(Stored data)
◇ ◇ ◇ ◇ ◇

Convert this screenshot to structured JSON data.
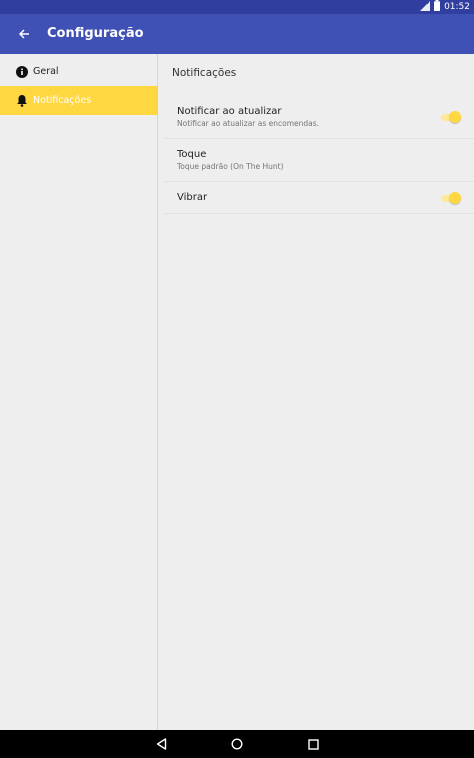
{
  "status_bar": {
    "time": "01:52",
    "icons": [
      "signal-icon",
      "battery-icon"
    ]
  },
  "app_bar": {
    "title": "Configuração",
    "back_icon": "arrow-back-icon"
  },
  "sidebar": {
    "items": [
      {
        "label": "Geral",
        "icon": "info-icon",
        "active": false
      },
      {
        "label": "Notificações",
        "icon": "bell-icon",
        "active": true
      }
    ]
  },
  "panel": {
    "title": "Notificações",
    "preferences": [
      {
        "title": "Notificar ao atualizar",
        "summary": "Notificar ao atualizar as encomendas.",
        "toggle": true
      },
      {
        "title": "Toque",
        "summary": "Toque padrão (On The Hunt)"
      },
      {
        "title": "Vibrar",
        "summary": "",
        "toggle": true
      }
    ]
  },
  "nav_bar": {
    "buttons": [
      "back-triangle-icon",
      "home-circle-icon",
      "recents-square-icon"
    ]
  },
  "colors": {
    "status_bar": "#303F9F",
    "app_bar": "#3F51B5",
    "accent": "#FFD740",
    "background": "#EEEEEE"
  }
}
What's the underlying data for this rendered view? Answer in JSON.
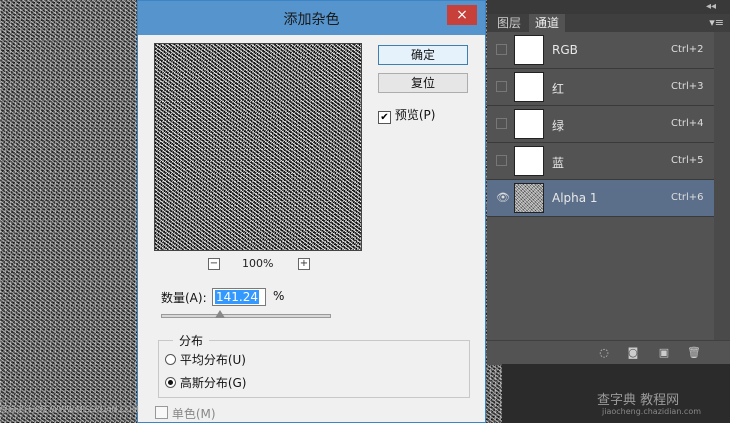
{
  "dialog": {
    "title": "添加杂色",
    "close": "×",
    "ok_label": "确定",
    "reset_label": "复位",
    "preview_label": "预览(P)",
    "preview_checked": "✔",
    "zoom_minus": "−",
    "zoom_plus": "+",
    "zoom": "100%",
    "amount_label": "数量(A):",
    "amount_value": "141.24",
    "amount_unit": "%",
    "distribution_title": "分布",
    "uniform_label": "平均分布(U)",
    "gaussian_label": "高斯分布(G)",
    "mono_label": "单色(M)"
  },
  "panel": {
    "collapse": "◂◂",
    "menu": "▾≡",
    "tab_layers": "图层",
    "tab_channels": "通道",
    "channels": [
      {
        "name": "RGB",
        "shortcut": "Ctrl+2"
      },
      {
        "name": "红",
        "shortcut": "Ctrl+3"
      },
      {
        "name": "绿",
        "shortcut": "Ctrl+4"
      },
      {
        "name": "蓝",
        "shortcut": "Ctrl+5"
      },
      {
        "name": "Alpha 1",
        "shortcut": "Ctrl+6"
      }
    ],
    "eye": "👁"
  },
  "icons": [
    "dotted-circle-icon",
    "mask-icon",
    "new-channel-icon",
    "trash-icon"
  ],
  "watermark": {
    "line1": "查字典 教程网",
    "line2": "jiaocheng.chazidian.com",
    "left": "思缘设计论坛 WWW.MISSYUAN.COM"
  }
}
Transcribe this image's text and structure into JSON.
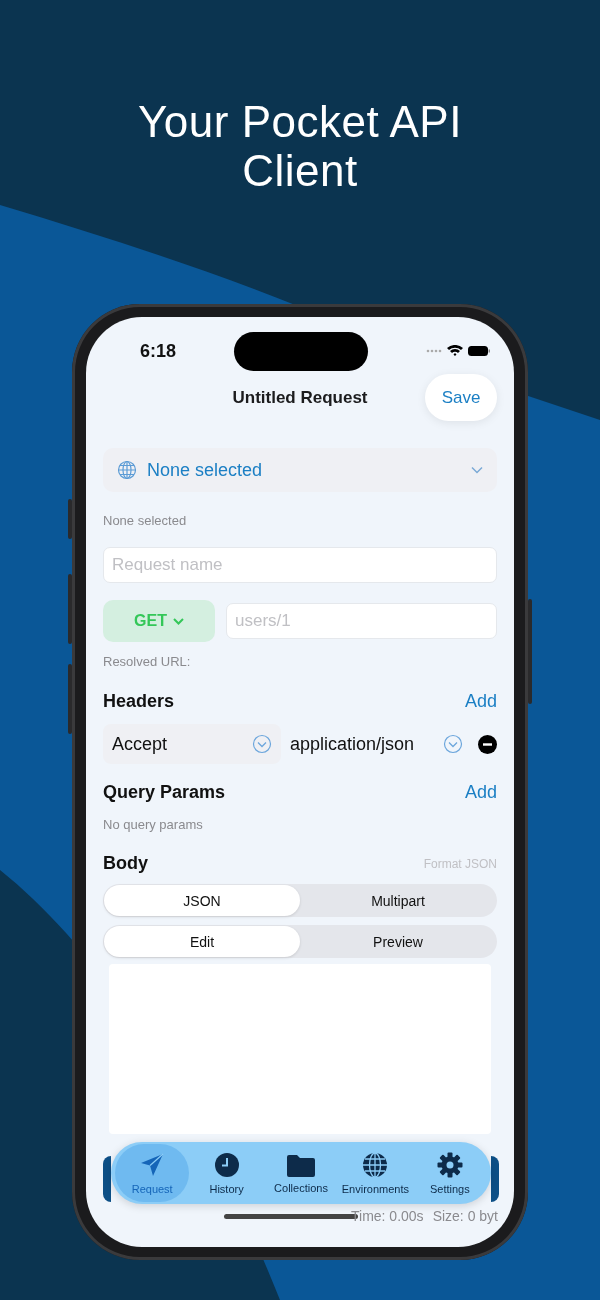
{
  "headline": "Your Pocket API Client",
  "status_bar": {
    "time": "6:18"
  },
  "nav": {
    "title": "Untitled Request",
    "action": "Save"
  },
  "environment": {
    "value": "None selected",
    "caption": "None selected"
  },
  "request_name": {
    "placeholder": "Request name"
  },
  "method": {
    "label": "GET"
  },
  "url": {
    "placeholder": "users/1"
  },
  "resolved_url_label": "Resolved URL:",
  "headers": {
    "title": "Headers",
    "action": "Add",
    "rows": [
      {
        "key": "Accept",
        "value": "application/json"
      }
    ]
  },
  "query_params": {
    "title": "Query Params",
    "action": "Add",
    "empty": "No query params"
  },
  "body": {
    "title": "Body",
    "action": "Format JSON",
    "modes": [
      {
        "label": "JSON",
        "selected": true
      },
      {
        "label": "Multipart",
        "selected": false
      }
    ],
    "views": [
      {
        "label": "Edit",
        "selected": true
      },
      {
        "label": "Preview",
        "selected": false
      }
    ]
  },
  "tab_bar": [
    {
      "label": "Request",
      "kind": "send",
      "selected": true
    },
    {
      "label": "History",
      "kind": "clock",
      "selected": false
    },
    {
      "label": "Collections",
      "kind": "folder",
      "selected": false
    },
    {
      "label": "Environments",
      "kind": "globe",
      "selected": false
    },
    {
      "label": "Settings",
      "kind": "gear",
      "selected": false
    }
  ],
  "footer": {
    "time": "Time: 0.00s",
    "size": "Size: 0 byt"
  }
}
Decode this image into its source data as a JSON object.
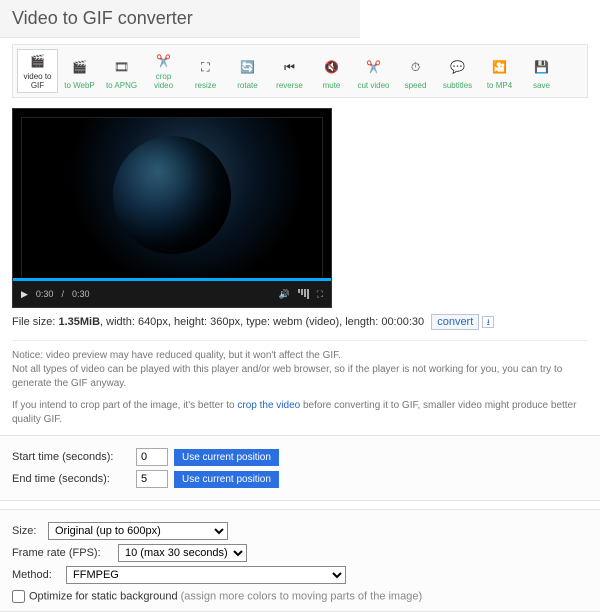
{
  "title": "Video to GIF converter",
  "toolbar": [
    {
      "label": "video to\nGIF",
      "name": "video-to-gif",
      "active": true
    },
    {
      "label": "to WebP",
      "name": "to-webp"
    },
    {
      "label": "to APNG",
      "name": "to-apng"
    },
    {
      "label": "crop video",
      "name": "crop-video"
    },
    {
      "label": "resize",
      "name": "resize"
    },
    {
      "label": "rotate",
      "name": "rotate"
    },
    {
      "label": "reverse",
      "name": "reverse"
    },
    {
      "label": "mute",
      "name": "mute"
    },
    {
      "label": "cut video",
      "name": "cut-video"
    },
    {
      "label": "speed",
      "name": "speed"
    },
    {
      "label": "subtitles",
      "name": "subtitles"
    },
    {
      "label": "to MP4",
      "name": "to-mp4"
    },
    {
      "label": "save",
      "name": "save"
    }
  ],
  "player": {
    "current": "0:30",
    "duration": "0:30"
  },
  "fileinfo": {
    "prefix": "File size: ",
    "size": "1.35MiB",
    "rest": ", width: 640px, height: 360px, type: webm (video), length: 00:00:30",
    "convert": "convert"
  },
  "notice": {
    "p1": "Notice: video preview may have reduced quality, but it won't affect the GIF.\nNot all types of video can be played with this player and/or web browser, so if the player is not working for you, you can try to generate the GIF anyway.",
    "p2a": "If you intend to crop part of the image, it's better to ",
    "p2link": "crop the video",
    "p2b": " before converting it to GIF, smaller video might produce better quality GIF."
  },
  "time": {
    "start_label": "Start time (seconds):",
    "start_val": "0",
    "end_label": "End time (seconds):",
    "end_val": "5",
    "btn": "Use current position"
  },
  "opts": {
    "size_label": "Size:",
    "size_val": "Original (up to 600px)",
    "fps_label": "Frame rate (FPS):",
    "fps_val": "10 (max 30 seconds)",
    "method_label": "Method:",
    "method_val": "FFMPEG",
    "opt_label": "Optimize for static background ",
    "opt_hint": "(assign more colors to moving parts of the image)"
  }
}
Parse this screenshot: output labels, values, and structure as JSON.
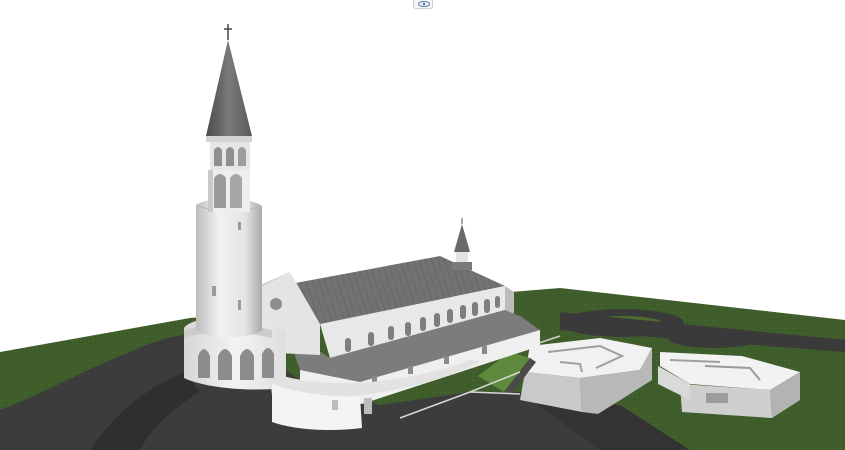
{
  "viewer": {
    "toggle_icon": "eye-icon"
  },
  "colors": {
    "background": "#ffffff",
    "grass": "#3f5d2a",
    "asphalt": "#3c3c3c",
    "roof": "#6e6e6e",
    "wall": "#e9e9e9"
  }
}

◇ ◇ ◇ ◇ ◇

- [Task directions]: Restate each entry word for word, leaving out any pictures.

- [Task answer]:
Convert this screenshot to structured JSON data.
{
  "status_bar": {
    "time": "01:52",
    "icons": [
      "signal-icon",
      "battery-icon"
    ]
  },
  "app_bar": {
    "title": "Configuração",
    "back_icon": "arrow-back-icon"
  },
  "sidebar": {
    "items": [
      {
        "label": "Geral",
        "icon": "info-icon",
        "active": false
      },
      {
        "label": "Notificações",
        "icon": "bell-icon",
        "active": true
      }
    ]
  },
  "panel": {
    "title": "Notificações",
    "preferences": [
      {
        "title": "Notificar ao atualizar",
        "summary": "Notificar ao atualizar as encomendas.",
        "toggle": true
      },
      {
        "title": "Toque",
        "summary": "Toque padrão (On The Hunt)"
      },
      {
        "title": "Vibrar",
        "summary": "",
        "toggle": true
      }
    ]
  },
  "nav_bar": {
    "buttons": [
      "back-triangle-icon",
      "home-circle-icon",
      "recents-square-icon"
    ]
  },
  "colors": {
    "status_bar": "#303F9F",
    "app_bar": "#3F51B5",
    "accent": "#FFD740",
    "background": "#EEEEEE"
  }
}
What's the underlying data for this rendered view? Answer in JSON.
{
  "dialog": {
    "title": "添加杂色",
    "close": "×",
    "ok_label": "确定",
    "reset_label": "复位",
    "preview_label": "预览(P)",
    "preview_checked": "✔",
    "zoom_minus": "−",
    "zoom_plus": "+",
    "zoom": "100%",
    "amount_label": "数量(A):",
    "amount_value": "141.24",
    "amount_unit": "%",
    "distribution_title": "分布",
    "uniform_label": "平均分布(U)",
    "gaussian_label": "高斯分布(G)",
    "mono_label": "单色(M)"
  },
  "panel": {
    "collapse": "◂◂",
    "menu": "▾≡",
    "tab_layers": "图层",
    "tab_channels": "通道",
    "channels": [
      {
        "name": "RGB",
        "shortcut": "Ctrl+2"
      },
      {
        "name": "红",
        "shortcut": "Ctrl+3"
      },
      {
        "name": "绿",
        "shortcut": "Ctrl+4"
      },
      {
        "name": "蓝",
        "shortcut": "Ctrl+5"
      },
      {
        "name": "Alpha 1",
        "shortcut": "Ctrl+6"
      }
    ],
    "eye": "👁"
  },
  "icons": [
    "dotted-circle-icon",
    "mask-icon",
    "new-channel-icon",
    "trash-icon"
  ],
  "watermark": {
    "line1": "查字典 教程网",
    "line2": "jiaocheng.chazidian.com",
    "left": "思缘设计论坛 WWW.MISSYUAN.COM"
  }
}
Transcribe this image's text and structure into JSON.
{
  "headline": "Your Pocket API Client",
  "status_bar": {
    "time": "6:18"
  },
  "nav": {
    "title": "Untitled Request",
    "action": "Save"
  },
  "environment": {
    "value": "None selected",
    "caption": "None selected"
  },
  "request_name": {
    "placeholder": "Request name"
  },
  "method": {
    "label": "GET"
  },
  "url": {
    "placeholder": "users/1"
  },
  "resolved_url_label": "Resolved URL:",
  "headers": {
    "title": "Headers",
    "action": "Add",
    "rows": [
      {
        "key": "Accept",
        "value": "application/json"
      }
    ]
  },
  "query_params": {
    "title": "Query Params",
    "action": "Add",
    "empty": "No query params"
  },
  "body": {
    "title": "Body",
    "action": "Format JSON",
    "modes": [
      {
        "label": "JSON",
        "selected": true
      },
      {
        "label": "Multipart",
        "selected": false
      }
    ],
    "views": [
      {
        "label": "Edit",
        "selected": true
      },
      {
        "label": "Preview",
        "selected": false
      }
    ]
  },
  "tab_bar": [
    {
      "label": "Request",
      "kind": "send",
      "selected": true
    },
    {
      "label": "History",
      "kind": "clock",
      "selected": false
    },
    {
      "label": "Collections",
      "kind": "folder",
      "selected": false
    },
    {
      "label": "Environments",
      "kind": "globe",
      "selected": false
    },
    {
      "label": "Settings",
      "kind": "gear",
      "selected": false
    }
  ],
  "footer": {
    "time": "Time: 0.00s",
    "size": "Size: 0 byt"
  }
}
Decode this image into its source data as a JSON object.
{
  "title": "Video to GIF converter",
  "toolbar": [
    {
      "label": "video to\nGIF",
      "name": "video-to-gif",
      "active": true
    },
    {
      "label": "to WebP",
      "name": "to-webp"
    },
    {
      "label": "to APNG",
      "name": "to-apng"
    },
    {
      "label": "crop video",
      "name": "crop-video"
    },
    {
      "label": "resize",
      "name": "resize"
    },
    {
      "label": "rotate",
      "name": "rotate"
    },
    {
      "label": "reverse",
      "name": "reverse"
    },
    {
      "label": "mute",
      "name": "mute"
    },
    {
      "label": "cut video",
      "name": "cut-video"
    },
    {
      "label": "speed",
      "name": "speed"
    },
    {
      "label": "subtitles",
      "name": "subtitles"
    },
    {
      "label": "to MP4",
      "name": "to-mp4"
    },
    {
      "label": "save",
      "name": "save"
    }
  ],
  "player": {
    "current": "0:30",
    "duration": "0:30"
  },
  "fileinfo": {
    "prefix": "File size: ",
    "size": "1.35MiB",
    "rest": ", width: 640px, height: 360px, type: webm (video), length: 00:00:30",
    "convert": "convert"
  },
  "notice": {
    "p1": "Notice: video preview may have reduced quality, but it won't affect the GIF.\nNot all types of video can be played with this player and/or web browser, so if the player is not working for you, you can try to generate the GIF anyway.",
    "p2a": "If you intend to crop part of the image, it's better to ",
    "p2link": "crop the video",
    "p2b": " before converting it to GIF, smaller video might produce better quality GIF."
  },
  "time": {
    "start_label": "Start time (seconds):",
    "start_val": "0",
    "end_label": "End time (seconds):",
    "end_val": "5",
    "btn": "Use current position"
  },
  "opts": {
    "size_label": "Size:",
    "size_val": "Original (up to 600px)",
    "fps_label": "Frame rate (FPS):",
    "fps_val": "10 (max 30 seconds)",
    "method_label": "Method:",
    "method_val": "FFMPEG",
    "opt_label": "Optimize for static background ",
    "opt_hint": "(assign more colors to moving parts of the image)"
  }
}
Parse this screenshot: output labels, values, and structure as JSON.
{
  "viewer": {
    "toggle_icon": "eye-icon"
  },
  "colors": {
    "background": "#ffffff",
    "grass": "#3f5d2a",
    "asphalt": "#3c3c3c",
    "roof": "#6e6e6e",
    "wall": "#e9e9e9"
  }
}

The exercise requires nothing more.